# [Task goal]
Copy the text below about book indexes and ebook search word for word, in full.

# [Text block]

==*==

Take this for example:
Code:
famous philosophers
Aquinas, 10
Aristotle, 1, 5, 60, 199
Socrates, 20, 60
You might search for the word "philosopher", then have to sift through 100 (irrelevant) "philosopher" hits. And within the text, "Aquinas", "Aristotle", or "Socrates" might not appear near the word "philosopher" at all.
Search (in ebooks) also doesn't typically match related words like: "philosophy" or "philosophies" or "philosophical".
A good Indexer would be able to pre-categorize + organize the information, throwing out a lot of the "irrelevant hits", while at the same time combining all those "related words" together.
And as Hitch said, you could use the index to get a very broad overview of WHAT information is covered in a given book. Even the size of the entries can tell you how "important" an author thinks a topic is. For example, the author may consider Aristotle to be more important than Aquinas (4 vs. 1).
Note: Me + Hitch (and others) discussed the pros/cons of Indexes/Search at extreme length in the
2016 "Sick of Amazon Kindle books without Page Numbers" thread.

==*==

# [Data provided]
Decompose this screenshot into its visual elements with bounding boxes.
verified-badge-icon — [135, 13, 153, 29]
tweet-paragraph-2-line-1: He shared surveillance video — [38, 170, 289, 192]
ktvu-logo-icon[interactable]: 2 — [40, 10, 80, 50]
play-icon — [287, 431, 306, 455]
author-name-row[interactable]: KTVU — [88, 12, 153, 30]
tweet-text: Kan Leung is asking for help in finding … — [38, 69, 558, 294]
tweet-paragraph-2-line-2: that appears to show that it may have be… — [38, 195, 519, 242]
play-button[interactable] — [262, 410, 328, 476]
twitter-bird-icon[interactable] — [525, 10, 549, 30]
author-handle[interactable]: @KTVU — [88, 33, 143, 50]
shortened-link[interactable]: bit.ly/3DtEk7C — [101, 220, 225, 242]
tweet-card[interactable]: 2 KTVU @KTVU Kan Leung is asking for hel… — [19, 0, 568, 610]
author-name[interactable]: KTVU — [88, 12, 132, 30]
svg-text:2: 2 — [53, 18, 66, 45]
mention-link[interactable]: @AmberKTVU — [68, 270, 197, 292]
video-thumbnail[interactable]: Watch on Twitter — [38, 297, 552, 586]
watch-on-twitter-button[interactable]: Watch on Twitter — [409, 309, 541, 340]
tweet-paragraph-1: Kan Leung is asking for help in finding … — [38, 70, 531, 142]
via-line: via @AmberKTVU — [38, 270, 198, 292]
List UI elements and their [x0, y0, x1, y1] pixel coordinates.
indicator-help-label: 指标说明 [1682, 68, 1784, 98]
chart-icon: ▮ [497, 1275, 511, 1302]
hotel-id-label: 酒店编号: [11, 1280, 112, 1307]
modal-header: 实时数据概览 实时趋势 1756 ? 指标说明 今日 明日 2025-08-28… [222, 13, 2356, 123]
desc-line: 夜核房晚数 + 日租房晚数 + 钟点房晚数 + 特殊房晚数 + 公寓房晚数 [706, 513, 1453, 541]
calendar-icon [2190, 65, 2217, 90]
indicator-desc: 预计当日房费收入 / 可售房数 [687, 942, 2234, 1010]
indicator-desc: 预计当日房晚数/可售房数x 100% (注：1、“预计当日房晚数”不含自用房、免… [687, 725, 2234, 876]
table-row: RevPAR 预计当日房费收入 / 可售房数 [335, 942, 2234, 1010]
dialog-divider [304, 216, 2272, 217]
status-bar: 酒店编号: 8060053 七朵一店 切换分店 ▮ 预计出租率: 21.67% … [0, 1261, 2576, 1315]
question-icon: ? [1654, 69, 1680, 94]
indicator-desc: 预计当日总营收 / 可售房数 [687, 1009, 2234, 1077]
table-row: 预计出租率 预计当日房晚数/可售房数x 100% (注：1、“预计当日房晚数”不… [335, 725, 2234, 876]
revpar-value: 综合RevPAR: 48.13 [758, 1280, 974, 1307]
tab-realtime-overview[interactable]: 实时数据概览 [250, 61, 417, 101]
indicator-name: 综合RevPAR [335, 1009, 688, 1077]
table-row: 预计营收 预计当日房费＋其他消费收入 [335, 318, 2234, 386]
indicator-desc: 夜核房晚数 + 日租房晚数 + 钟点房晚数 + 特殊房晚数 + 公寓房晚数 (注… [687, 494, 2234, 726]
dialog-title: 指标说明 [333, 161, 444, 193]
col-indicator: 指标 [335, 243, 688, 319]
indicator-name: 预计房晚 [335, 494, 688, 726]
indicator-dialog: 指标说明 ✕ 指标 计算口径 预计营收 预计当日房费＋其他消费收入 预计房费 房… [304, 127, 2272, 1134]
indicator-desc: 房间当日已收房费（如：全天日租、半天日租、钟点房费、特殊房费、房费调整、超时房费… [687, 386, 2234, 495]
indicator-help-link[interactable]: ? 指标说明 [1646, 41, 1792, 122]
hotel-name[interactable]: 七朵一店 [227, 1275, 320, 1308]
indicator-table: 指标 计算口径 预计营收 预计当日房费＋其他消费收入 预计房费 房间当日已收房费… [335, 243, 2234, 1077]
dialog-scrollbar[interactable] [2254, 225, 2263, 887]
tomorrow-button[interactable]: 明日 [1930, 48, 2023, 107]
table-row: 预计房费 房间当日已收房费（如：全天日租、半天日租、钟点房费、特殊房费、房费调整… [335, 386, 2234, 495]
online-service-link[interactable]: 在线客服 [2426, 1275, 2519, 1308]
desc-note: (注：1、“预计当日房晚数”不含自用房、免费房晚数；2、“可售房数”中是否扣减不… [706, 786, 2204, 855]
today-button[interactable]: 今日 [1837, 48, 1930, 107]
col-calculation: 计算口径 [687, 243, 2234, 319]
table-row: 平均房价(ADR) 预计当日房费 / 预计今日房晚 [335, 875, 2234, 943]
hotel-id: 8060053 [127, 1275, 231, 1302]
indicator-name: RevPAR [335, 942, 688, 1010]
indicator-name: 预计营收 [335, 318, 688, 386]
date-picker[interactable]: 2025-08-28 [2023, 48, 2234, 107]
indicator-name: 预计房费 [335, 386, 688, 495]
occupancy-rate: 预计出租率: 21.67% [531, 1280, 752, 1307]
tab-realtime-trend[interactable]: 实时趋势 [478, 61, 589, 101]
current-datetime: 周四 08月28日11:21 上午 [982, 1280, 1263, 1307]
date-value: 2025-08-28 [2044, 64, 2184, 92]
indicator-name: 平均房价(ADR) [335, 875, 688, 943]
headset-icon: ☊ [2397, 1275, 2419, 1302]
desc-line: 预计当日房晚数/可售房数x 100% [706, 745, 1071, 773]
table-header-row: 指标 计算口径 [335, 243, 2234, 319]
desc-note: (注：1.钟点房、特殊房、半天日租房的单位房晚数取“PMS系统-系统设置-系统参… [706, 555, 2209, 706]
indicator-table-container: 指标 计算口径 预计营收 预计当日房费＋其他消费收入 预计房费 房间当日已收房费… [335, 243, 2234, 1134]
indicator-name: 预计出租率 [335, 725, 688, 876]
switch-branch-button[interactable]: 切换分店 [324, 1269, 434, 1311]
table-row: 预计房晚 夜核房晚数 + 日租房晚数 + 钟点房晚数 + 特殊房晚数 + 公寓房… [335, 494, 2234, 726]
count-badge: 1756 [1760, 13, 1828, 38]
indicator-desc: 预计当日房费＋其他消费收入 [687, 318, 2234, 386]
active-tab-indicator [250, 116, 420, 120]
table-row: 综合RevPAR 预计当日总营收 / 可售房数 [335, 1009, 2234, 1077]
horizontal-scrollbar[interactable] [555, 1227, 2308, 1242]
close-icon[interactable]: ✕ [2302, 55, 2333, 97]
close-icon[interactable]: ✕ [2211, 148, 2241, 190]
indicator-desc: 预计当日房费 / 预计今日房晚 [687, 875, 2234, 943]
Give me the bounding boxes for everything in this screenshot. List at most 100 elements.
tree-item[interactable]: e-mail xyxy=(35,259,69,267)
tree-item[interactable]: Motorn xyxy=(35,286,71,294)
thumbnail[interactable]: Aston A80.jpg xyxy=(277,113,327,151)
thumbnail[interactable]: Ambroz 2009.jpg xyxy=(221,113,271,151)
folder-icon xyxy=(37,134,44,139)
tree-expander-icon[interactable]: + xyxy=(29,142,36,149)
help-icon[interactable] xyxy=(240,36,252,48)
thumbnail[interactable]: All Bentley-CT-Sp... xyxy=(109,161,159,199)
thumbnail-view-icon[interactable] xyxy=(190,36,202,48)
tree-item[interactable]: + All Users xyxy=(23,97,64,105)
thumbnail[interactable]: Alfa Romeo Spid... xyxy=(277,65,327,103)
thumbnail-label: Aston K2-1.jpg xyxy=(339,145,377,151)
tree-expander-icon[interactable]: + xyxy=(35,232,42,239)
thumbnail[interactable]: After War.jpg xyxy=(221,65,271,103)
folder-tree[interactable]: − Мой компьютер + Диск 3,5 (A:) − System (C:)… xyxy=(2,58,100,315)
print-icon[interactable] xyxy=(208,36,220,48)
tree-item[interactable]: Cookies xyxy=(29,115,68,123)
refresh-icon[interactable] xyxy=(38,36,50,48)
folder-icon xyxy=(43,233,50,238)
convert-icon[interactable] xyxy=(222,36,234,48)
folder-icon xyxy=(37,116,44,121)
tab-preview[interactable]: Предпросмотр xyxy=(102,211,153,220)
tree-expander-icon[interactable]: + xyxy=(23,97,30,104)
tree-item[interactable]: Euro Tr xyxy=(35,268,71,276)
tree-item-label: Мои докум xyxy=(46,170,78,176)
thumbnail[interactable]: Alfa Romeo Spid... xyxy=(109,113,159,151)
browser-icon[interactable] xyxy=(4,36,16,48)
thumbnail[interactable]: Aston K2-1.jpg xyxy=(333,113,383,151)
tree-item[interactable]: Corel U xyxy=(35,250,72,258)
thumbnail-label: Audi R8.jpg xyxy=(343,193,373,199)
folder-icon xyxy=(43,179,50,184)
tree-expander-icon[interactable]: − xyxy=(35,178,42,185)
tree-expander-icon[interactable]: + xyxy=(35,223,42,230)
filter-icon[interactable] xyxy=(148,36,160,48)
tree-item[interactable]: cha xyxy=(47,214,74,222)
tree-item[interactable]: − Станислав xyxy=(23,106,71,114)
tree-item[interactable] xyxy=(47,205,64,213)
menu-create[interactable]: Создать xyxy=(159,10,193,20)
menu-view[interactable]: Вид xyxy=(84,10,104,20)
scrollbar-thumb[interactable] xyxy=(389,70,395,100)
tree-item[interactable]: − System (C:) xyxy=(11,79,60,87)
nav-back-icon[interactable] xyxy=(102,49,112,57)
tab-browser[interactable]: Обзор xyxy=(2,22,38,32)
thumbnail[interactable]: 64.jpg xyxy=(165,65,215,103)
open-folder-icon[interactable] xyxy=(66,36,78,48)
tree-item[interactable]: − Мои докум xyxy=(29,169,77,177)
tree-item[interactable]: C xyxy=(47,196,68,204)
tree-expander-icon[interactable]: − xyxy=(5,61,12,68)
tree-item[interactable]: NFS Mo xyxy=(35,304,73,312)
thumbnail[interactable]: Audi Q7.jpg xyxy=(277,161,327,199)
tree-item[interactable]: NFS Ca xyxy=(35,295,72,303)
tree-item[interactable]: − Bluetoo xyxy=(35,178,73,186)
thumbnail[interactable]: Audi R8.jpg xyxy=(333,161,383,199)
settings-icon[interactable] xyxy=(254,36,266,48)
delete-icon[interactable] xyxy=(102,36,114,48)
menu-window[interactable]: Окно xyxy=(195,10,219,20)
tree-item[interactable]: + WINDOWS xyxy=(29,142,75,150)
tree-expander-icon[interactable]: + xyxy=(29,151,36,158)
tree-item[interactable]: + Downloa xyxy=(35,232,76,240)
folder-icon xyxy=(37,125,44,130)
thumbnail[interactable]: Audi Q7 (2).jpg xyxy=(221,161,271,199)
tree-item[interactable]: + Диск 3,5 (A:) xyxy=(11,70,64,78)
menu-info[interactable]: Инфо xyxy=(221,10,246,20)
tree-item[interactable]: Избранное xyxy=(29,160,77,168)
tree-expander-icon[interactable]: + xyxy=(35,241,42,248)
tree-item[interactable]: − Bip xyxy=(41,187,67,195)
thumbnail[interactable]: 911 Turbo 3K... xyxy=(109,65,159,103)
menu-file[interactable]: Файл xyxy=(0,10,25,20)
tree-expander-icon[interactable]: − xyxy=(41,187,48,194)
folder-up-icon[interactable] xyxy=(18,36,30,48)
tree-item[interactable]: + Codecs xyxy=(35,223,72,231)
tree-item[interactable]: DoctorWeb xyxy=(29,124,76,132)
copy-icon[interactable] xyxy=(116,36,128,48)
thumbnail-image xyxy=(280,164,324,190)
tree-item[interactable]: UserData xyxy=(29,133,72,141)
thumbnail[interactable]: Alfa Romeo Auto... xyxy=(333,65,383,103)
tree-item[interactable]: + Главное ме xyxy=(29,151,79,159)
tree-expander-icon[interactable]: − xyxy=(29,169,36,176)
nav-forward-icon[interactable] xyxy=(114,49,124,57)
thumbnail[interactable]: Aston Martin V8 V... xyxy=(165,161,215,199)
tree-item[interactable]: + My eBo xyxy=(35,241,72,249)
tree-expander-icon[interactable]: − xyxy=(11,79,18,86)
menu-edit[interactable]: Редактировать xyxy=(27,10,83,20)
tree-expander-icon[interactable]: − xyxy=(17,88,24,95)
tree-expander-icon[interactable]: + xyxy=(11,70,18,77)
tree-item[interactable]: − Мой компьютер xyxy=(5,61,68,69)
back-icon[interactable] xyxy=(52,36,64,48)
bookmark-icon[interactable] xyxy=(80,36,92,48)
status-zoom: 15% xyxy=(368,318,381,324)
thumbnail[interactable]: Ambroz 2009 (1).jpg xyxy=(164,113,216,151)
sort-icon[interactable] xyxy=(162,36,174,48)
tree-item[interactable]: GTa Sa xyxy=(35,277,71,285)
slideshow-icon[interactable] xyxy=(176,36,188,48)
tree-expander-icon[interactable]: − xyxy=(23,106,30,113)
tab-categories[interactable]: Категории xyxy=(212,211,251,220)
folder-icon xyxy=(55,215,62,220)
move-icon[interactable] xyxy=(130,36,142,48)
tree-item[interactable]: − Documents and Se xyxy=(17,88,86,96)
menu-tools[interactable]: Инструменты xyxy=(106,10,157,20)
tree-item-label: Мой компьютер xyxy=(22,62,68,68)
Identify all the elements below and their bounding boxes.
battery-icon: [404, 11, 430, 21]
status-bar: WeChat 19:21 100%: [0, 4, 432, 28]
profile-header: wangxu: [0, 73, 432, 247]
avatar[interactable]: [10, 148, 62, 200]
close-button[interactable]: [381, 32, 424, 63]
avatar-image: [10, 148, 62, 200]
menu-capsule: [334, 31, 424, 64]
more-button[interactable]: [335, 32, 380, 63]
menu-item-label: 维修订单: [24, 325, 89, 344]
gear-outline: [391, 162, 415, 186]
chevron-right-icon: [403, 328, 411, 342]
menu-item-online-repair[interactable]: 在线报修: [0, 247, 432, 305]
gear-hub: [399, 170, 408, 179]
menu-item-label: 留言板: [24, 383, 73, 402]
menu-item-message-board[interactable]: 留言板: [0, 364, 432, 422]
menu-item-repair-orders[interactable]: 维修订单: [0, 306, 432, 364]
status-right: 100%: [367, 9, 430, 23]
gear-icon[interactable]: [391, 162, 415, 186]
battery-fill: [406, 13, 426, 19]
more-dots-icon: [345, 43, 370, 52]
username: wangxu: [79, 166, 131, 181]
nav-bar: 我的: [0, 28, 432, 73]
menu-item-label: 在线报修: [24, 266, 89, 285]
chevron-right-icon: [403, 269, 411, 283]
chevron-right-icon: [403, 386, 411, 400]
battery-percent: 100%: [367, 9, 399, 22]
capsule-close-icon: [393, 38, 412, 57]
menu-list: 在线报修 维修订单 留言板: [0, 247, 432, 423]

==*==

# [Response for this exercise]
Take this for example:
Code:
famous philosophers
Aquinas, 10
Aristotle, 1, 5, 60, 199
Socrates, 20, 60
You might search for the word "philosopher", then have to sift through 100 (irrelevant) "philosopher" hits. And within the text, "Aquinas", "Aristotle", or "Socrates" might not appear near the word "philosopher" at all.
Search (in ebooks) also doesn't typically match related words like: "philosophy" or "philosophies" or "philosophical".
A good Indexer would be able to pre-categorize + organize the information, throwing out a lot of the "irrelevant hits", while at the same time combining all those "related words" together.
And as Hitch said, you could use the index to get a very broad overview of WHAT information is covered in a given book. Even the size of the entries can tell you how "important" an author thinks a topic is. For example, the author may consider Aristotle to be more important than Aquinas (4 vs. 1).
Note: Me + Hitch (and others) discussed the pros/cons of Indexes/Search at extreme length in the
2016 "Sick of Amazon Kindle books without Page Numbers" thread.